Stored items
-----

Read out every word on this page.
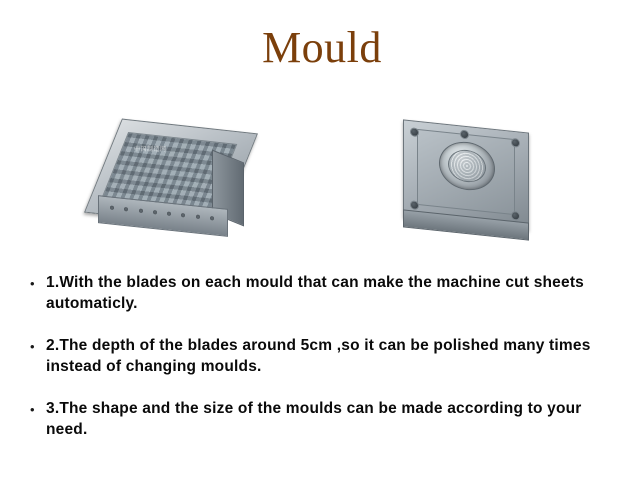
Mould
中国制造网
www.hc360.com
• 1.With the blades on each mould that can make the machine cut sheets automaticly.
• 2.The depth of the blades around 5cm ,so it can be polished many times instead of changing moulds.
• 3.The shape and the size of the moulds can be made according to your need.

-----

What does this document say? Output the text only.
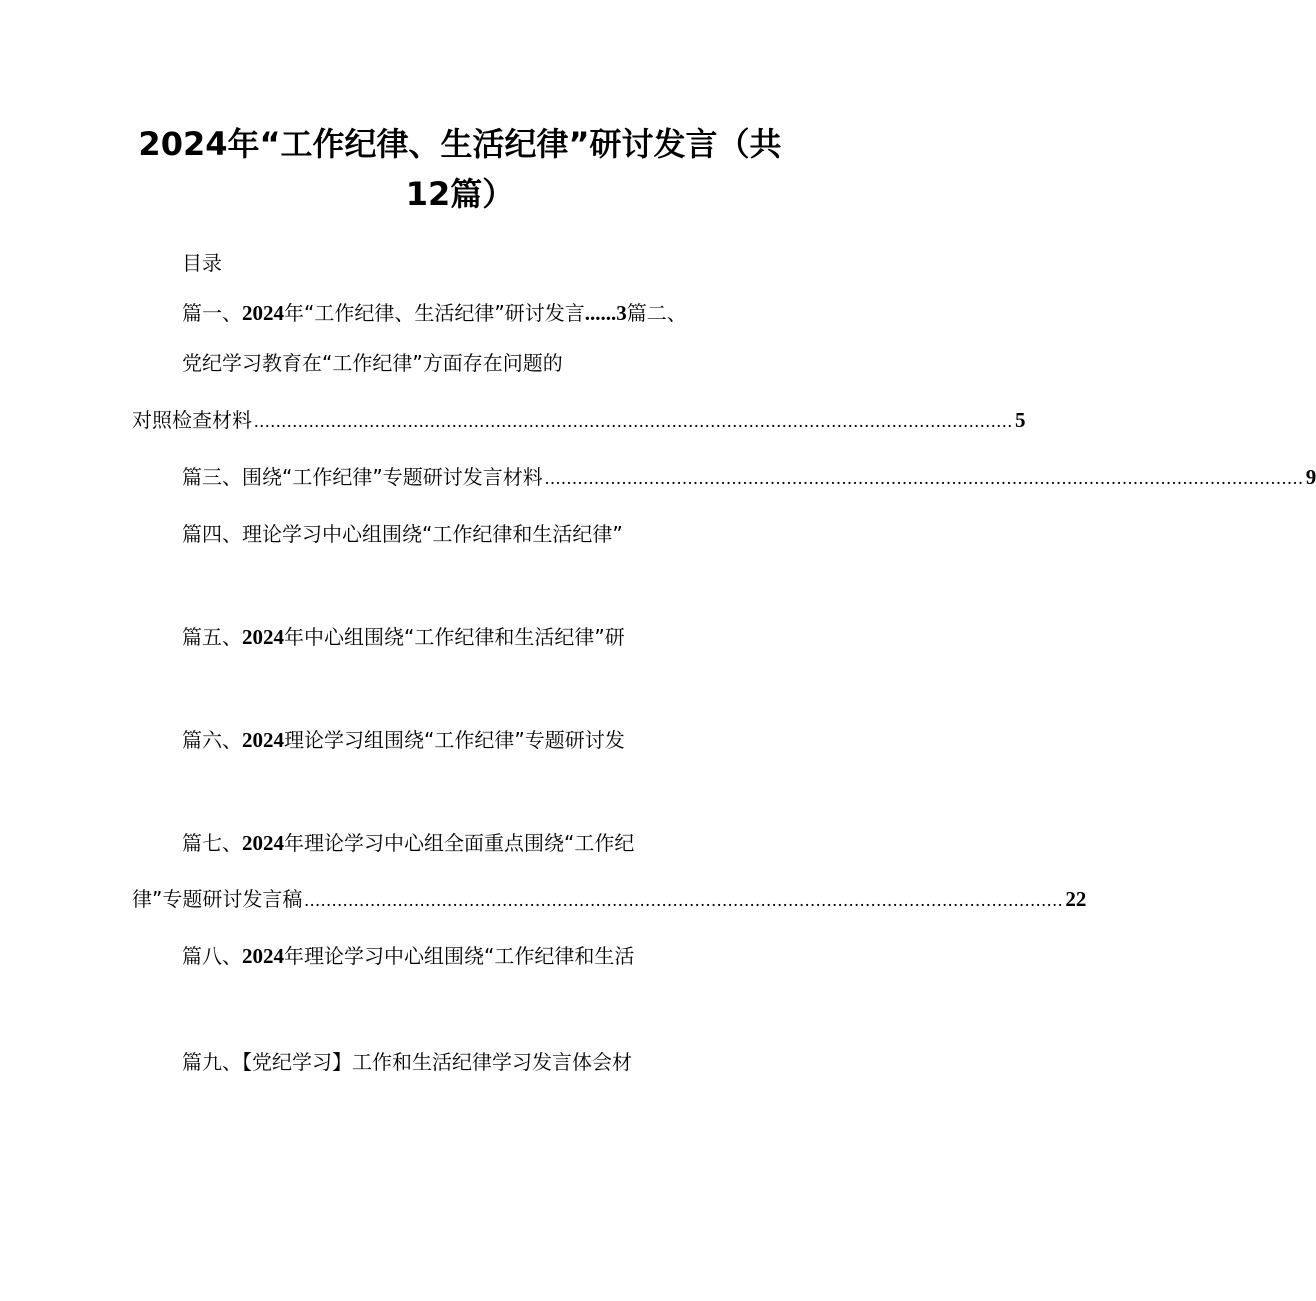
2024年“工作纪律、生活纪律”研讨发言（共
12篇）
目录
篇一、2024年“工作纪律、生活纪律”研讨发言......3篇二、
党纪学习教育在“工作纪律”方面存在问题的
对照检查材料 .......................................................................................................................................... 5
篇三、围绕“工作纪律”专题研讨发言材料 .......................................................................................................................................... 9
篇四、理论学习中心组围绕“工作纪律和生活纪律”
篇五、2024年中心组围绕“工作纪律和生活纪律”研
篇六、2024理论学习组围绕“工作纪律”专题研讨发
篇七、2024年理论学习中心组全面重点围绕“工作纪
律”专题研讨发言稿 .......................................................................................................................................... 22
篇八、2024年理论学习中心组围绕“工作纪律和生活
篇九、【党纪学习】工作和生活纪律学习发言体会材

-----

**What you should do:** Check each line of the records for the word "moulds" and extract those that contain it.

**Exercise response:**
• 2.The depth of the blades around 5cm ,so it can be polished many times instead of changing moulds.
• 3.The shape and the size of the moulds can be made according to your need.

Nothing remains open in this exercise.